— Start —
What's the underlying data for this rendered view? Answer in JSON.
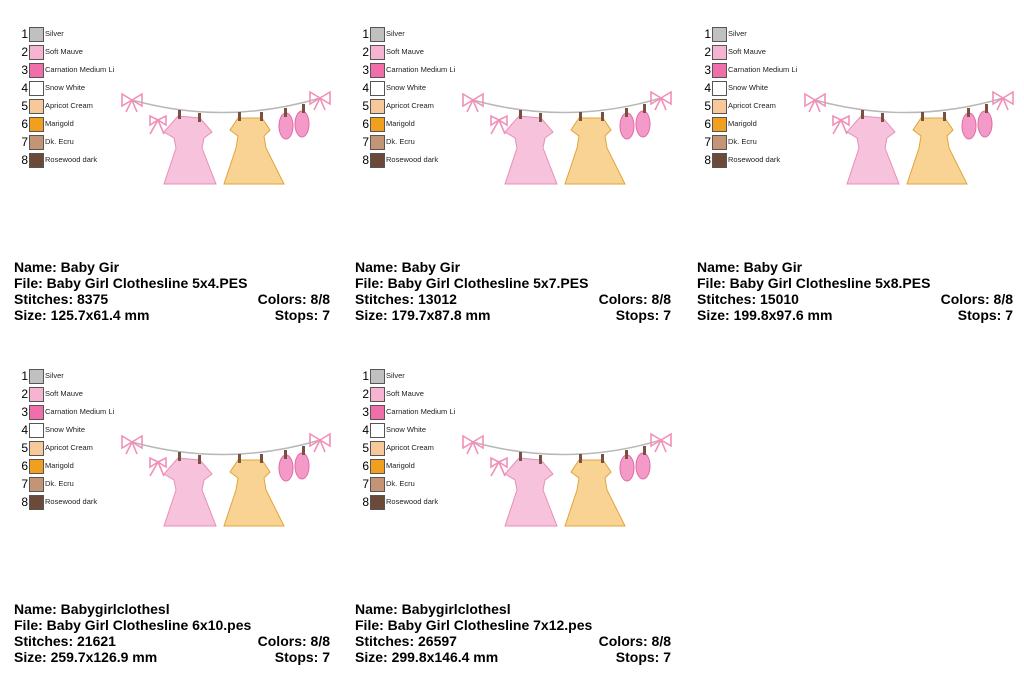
{
  "palette": [
    {
      "number": 1,
      "name": "Silver",
      "color": "#c0c0c0"
    },
    {
      "number": 2,
      "name": "Soft Mauve",
      "color": "#f7b3d2"
    },
    {
      "number": 3,
      "name": "Carnation Medium Li",
      "color": "#f06fab"
    },
    {
      "number": 4,
      "name": "Snow White",
      "color": "#ffffff"
    },
    {
      "number": 5,
      "name": "Apricot Cream",
      "color": "#f7c99a"
    },
    {
      "number": 6,
      "name": "Marigold",
      "color": "#f0a01e"
    },
    {
      "number": 7,
      "name": "Dk. Ecru",
      "color": "#c49477"
    },
    {
      "number": 8,
      "name": "Rosewood dark",
      "color": "#6b4a3a"
    }
  ],
  "cards": [
    {
      "name": "Name: Baby Gir",
      "file": "File: Baby Girl Clothesline 5x4.PES",
      "stitches": "Stitches: 8375",
      "colors": "Colors: 8/8",
      "size": "Size: 125.7x61.4 mm",
      "stops": "Stops: 7"
    },
    {
      "name": "Name: Baby Gir",
      "file": "File: Baby Girl Clothesline 5x7.PES",
      "stitches": "Stitches: 13012",
      "colors": "Colors: 8/8",
      "size": "Size: 179.7x87.8 mm",
      "stops": "Stops: 7"
    },
    {
      "name": "Name: Baby Gir",
      "file": "File: Baby Girl Clothesline 5x8.PES",
      "stitches": "Stitches: 15010",
      "colors": "Colors: 8/8",
      "size": "Size: 199.8x97.6 mm",
      "stops": "Stops: 7"
    },
    {
      "name": "Name: Babygirlclothesl",
      "file": "File: Baby Girl Clothesline 6x10.pes",
      "stitches": "Stitches: 21621",
      "colors": "Colors: 8/8",
      "size": "Size: 259.7x126.9 mm",
      "stops": "Stops: 7"
    },
    {
      "name": "Name: Babygirlclothesl",
      "file": "File: Baby Girl Clothesline 7x12.pes",
      "stitches": "Stitches: 26597",
      "colors": "Colors: 8/8",
      "size": "Size: 299.8x146.4 mm",
      "stops": "Stops: 7"
    }
  ]
}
— End —
### Task statement:
Track down the lines that include the word "file" and copy them.

### Answer in full:
      "file": "File: Baby Girl Clothesline 5x4.PES",
      "file": "File: Baby Girl Clothesline 5x7.PES",
      "file": "File: Baby Girl Clothesline 5x8.PES",
      "file": "File: Baby Girl Clothesline 6x10.pes",
      "file": "File: Baby Girl Clothesline 7x12.pes",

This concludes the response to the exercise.